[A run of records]
------------

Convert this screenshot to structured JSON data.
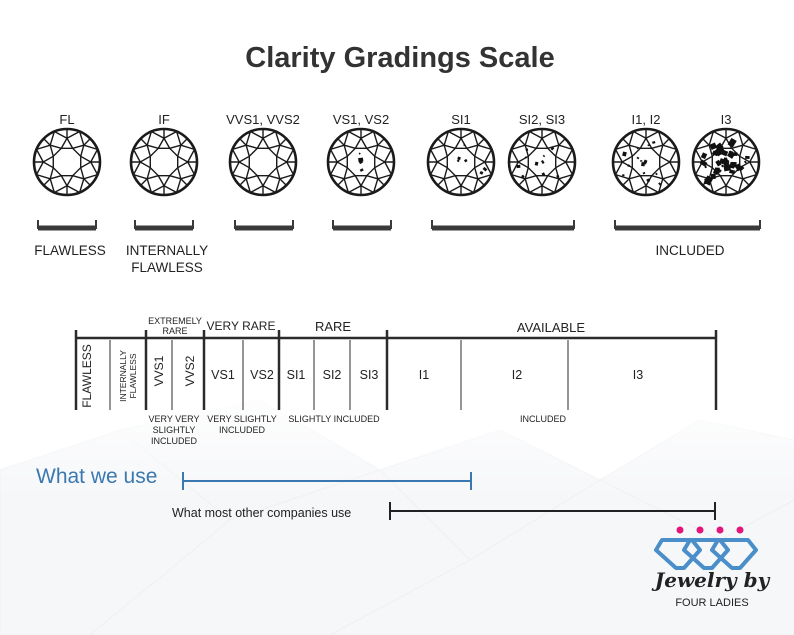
{
  "title": "Clarity Gradings Scale",
  "grades": [
    {
      "label": "FL",
      "inclusions": 0
    },
    {
      "label": "IF",
      "inclusions": 0
    },
    {
      "label": "VVS1, VVS2",
      "inclusions": 0
    },
    {
      "label": "VS1, VS2",
      "inclusions": 4
    },
    {
      "label": "SI1",
      "inclusions": 6
    },
    {
      "label": "SI2, SI3",
      "inclusions": 10
    },
    {
      "label": "I1, I2",
      "inclusions": 14
    },
    {
      "label": "I3",
      "inclusions": 40
    }
  ],
  "buckets": [
    {
      "label": "FLAWLESS"
    },
    {
      "label": "INTERNALLY FLAWLESS"
    },
    {
      "label": ""
    },
    {
      "label": ""
    },
    {
      "label": ""
    },
    {
      "label": "INCLUDED"
    }
  ],
  "scale": {
    "groups": {
      "extremely_rare": "EXTREMELY RARE",
      "very_rare": "VERY RARE",
      "rare": "RARE",
      "available": "AVAILABLE"
    },
    "cells": {
      "flawless": "FLAWLESS",
      "internally_flawless": "INTERNALLY FLAWLESS",
      "vvs1": "VVS1",
      "vvs2": "VVS2",
      "vs1": "VS1",
      "vs2": "VS2",
      "si1": "SI1",
      "si2": "SI2",
      "si3": "SI3",
      "i1": "I1",
      "i2": "I2",
      "i3": "I3"
    },
    "sublabels": {
      "vvs": "VERY VERY SLIGHTLY INCLUDED",
      "vs": "VERY SLIGHTLY INCLUDED",
      "si": "SLIGHTLY INCLUDED",
      "included": "INCLUDED"
    }
  },
  "ranges": {
    "what_we_use": "What we use",
    "others": "What most other companies use"
  },
  "colors": {
    "accent": "#3a78b0",
    "logo_blue": "#4a8fc9",
    "logo_pink": "#e3157a",
    "ink": "#2b2b2b"
  },
  "logo": {
    "icon": "diamond-chain-logo-icon",
    "text": "Jewelry by",
    "subtext": "FOUR LADIES"
  }
}
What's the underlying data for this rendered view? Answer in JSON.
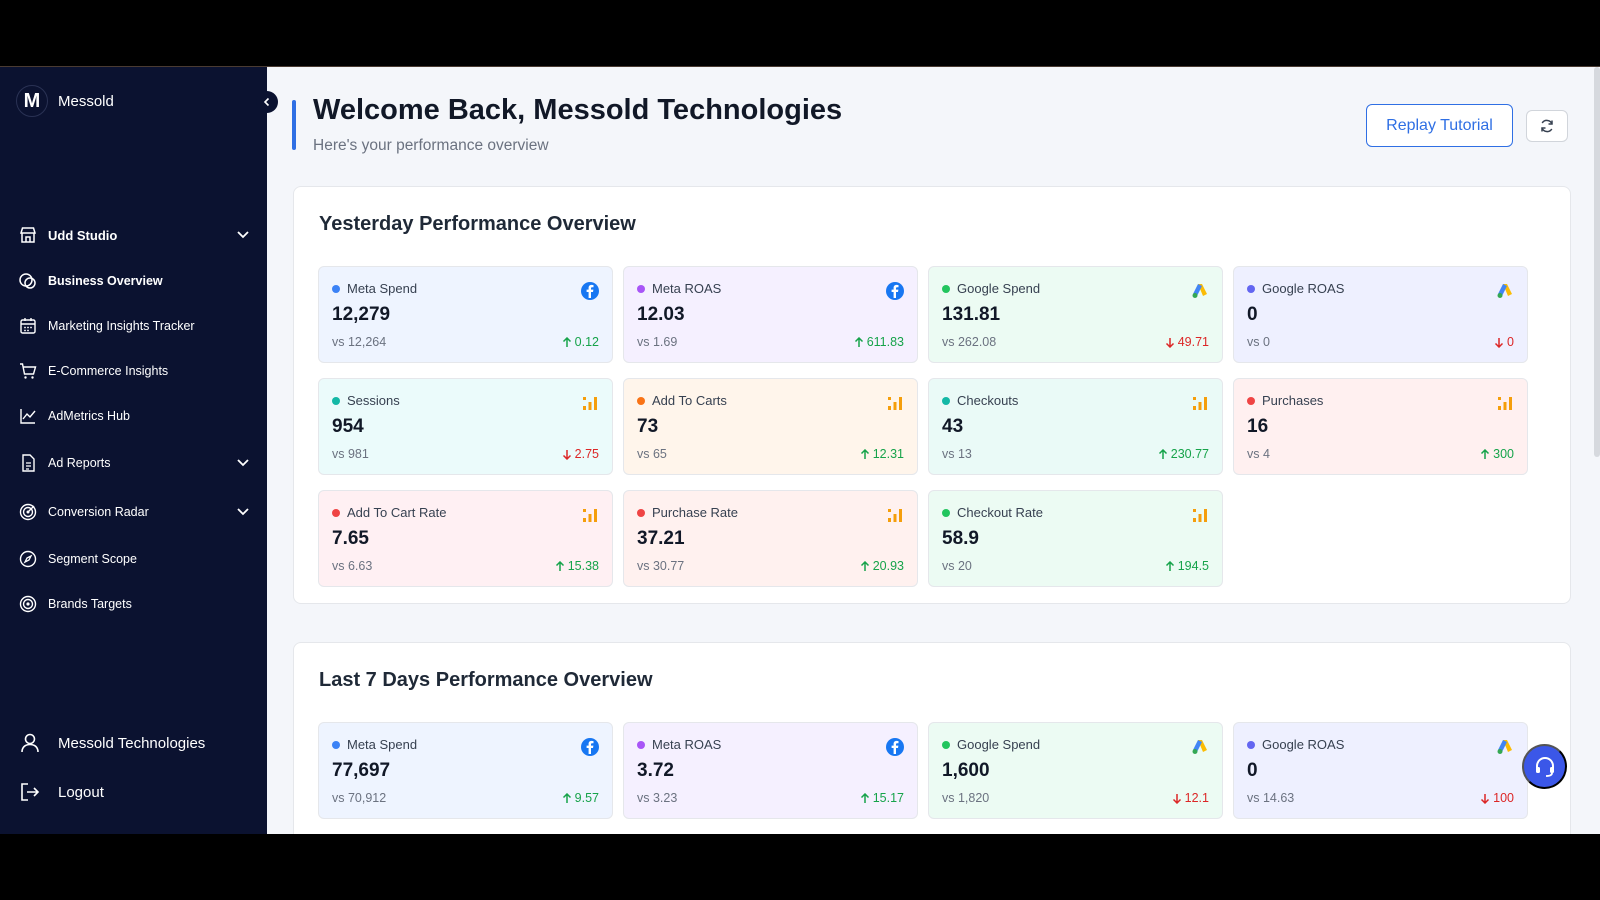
{
  "sidebar": {
    "brand": "Messold",
    "logo_letter": "M",
    "store": "Udd Studio",
    "items": [
      {
        "label": "Business Overview",
        "icon": "overview-icon"
      },
      {
        "label": "Marketing Insights Tracker",
        "icon": "calendar-icon"
      },
      {
        "label": "E-Commerce Insights",
        "icon": "cart-icon"
      },
      {
        "label": "AdMetrics Hub",
        "icon": "line-chart-icon"
      },
      {
        "label": "Ad Reports",
        "icon": "report-icon"
      },
      {
        "label": "Conversion Radar",
        "icon": "radar-icon"
      },
      {
        "label": "Segment Scope",
        "icon": "compass-icon"
      },
      {
        "label": "Brands Targets",
        "icon": "target-icon"
      }
    ],
    "user": "Messold Technologies",
    "logout": "Logout"
  },
  "header": {
    "title": "Welcome Back, Messold Technologies",
    "subtitle": "Here's your performance overview",
    "replay_label": "Replay Tutorial"
  },
  "yesterday": {
    "title": "Yesterday Performance Overview",
    "cards": [
      {
        "label": "Meta Spend",
        "value": "12,279",
        "vs": "vs 12,264",
        "change": "0.12",
        "dir": "up",
        "icon": "facebook-icon",
        "dot": "#3b82f6"
      },
      {
        "label": "Meta ROAS",
        "value": "12.03",
        "vs": "vs 1.69",
        "change": "611.83",
        "dir": "up",
        "icon": "facebook-icon",
        "dot": "#a855f7"
      },
      {
        "label": "Google Spend",
        "value": "131.81",
        "vs": "vs 262.08",
        "change": "49.71",
        "dir": "down",
        "icon": "google-ads-icon",
        "dot": "#22c55e"
      },
      {
        "label": "Google ROAS",
        "value": "0",
        "vs": "vs 0",
        "change": "0",
        "dir": "down",
        "icon": "google-ads-icon",
        "dot": "#6366f1"
      },
      {
        "label": "Sessions",
        "value": "954",
        "vs": "vs 981",
        "change": "2.75",
        "dir": "down",
        "icon": "bar-chart-icon",
        "dot": "#14b8a6"
      },
      {
        "label": "Add To Carts",
        "value": "73",
        "vs": "vs 65",
        "change": "12.31",
        "dir": "up",
        "icon": "bar-chart-icon",
        "dot": "#f97316"
      },
      {
        "label": "Checkouts",
        "value": "43",
        "vs": "vs 13",
        "change": "230.77",
        "dir": "up",
        "icon": "bar-chart-icon",
        "dot": "#14b8a6"
      },
      {
        "label": "Purchases",
        "value": "16",
        "vs": "vs 4",
        "change": "300",
        "dir": "up",
        "icon": "bar-chart-icon",
        "dot": "#ef4444"
      },
      {
        "label": "Add To Cart Rate",
        "value": "7.65",
        "vs": "vs 6.63",
        "change": "15.38",
        "dir": "up",
        "icon": "bar-chart-icon",
        "dot": "#ef4444"
      },
      {
        "label": "Purchase Rate",
        "value": "37.21",
        "vs": "vs 30.77",
        "change": "20.93",
        "dir": "up",
        "icon": "bar-chart-icon",
        "dot": "#ef4444"
      },
      {
        "label": "Checkout Rate",
        "value": "58.9",
        "vs": "vs 20",
        "change": "194.5",
        "dir": "up",
        "icon": "bar-chart-icon",
        "dot": "#22c55e"
      }
    ]
  },
  "last7": {
    "title": "Last 7 Days Performance Overview",
    "cards": [
      {
        "label": "Meta Spend",
        "value": "77,697",
        "vs": "vs 70,912",
        "change": "9.57",
        "dir": "up",
        "icon": "facebook-icon",
        "dot": "#3b82f6"
      },
      {
        "label": "Meta ROAS",
        "value": "3.72",
        "vs": "vs 3.23",
        "change": "15.17",
        "dir": "up",
        "icon": "facebook-icon",
        "dot": "#a855f7"
      },
      {
        "label": "Google Spend",
        "value": "1,600",
        "vs": "vs 1,820",
        "change": "12.1",
        "dir": "down",
        "icon": "google-ads-icon",
        "dot": "#22c55e"
      },
      {
        "label": "Google ROAS",
        "value": "0",
        "vs": "vs 14.63",
        "change": "100",
        "dir": "down",
        "icon": "google-ads-icon",
        "dot": "#6366f1"
      }
    ]
  },
  "colors": {
    "accent": "#2f6fe4",
    "sidebar": "#0b1230",
    "up": "#16a34a",
    "down": "#dc2626"
  }
}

------------

_Exercise brief_. Check each line of the records for "INTERNALLY" and copy the ones that contain it.

_Response for this exercise_.
      "label": "INTERNALLY FLAWLESS"
      "internally_flawless": "INTERNALLY FLAWLESS",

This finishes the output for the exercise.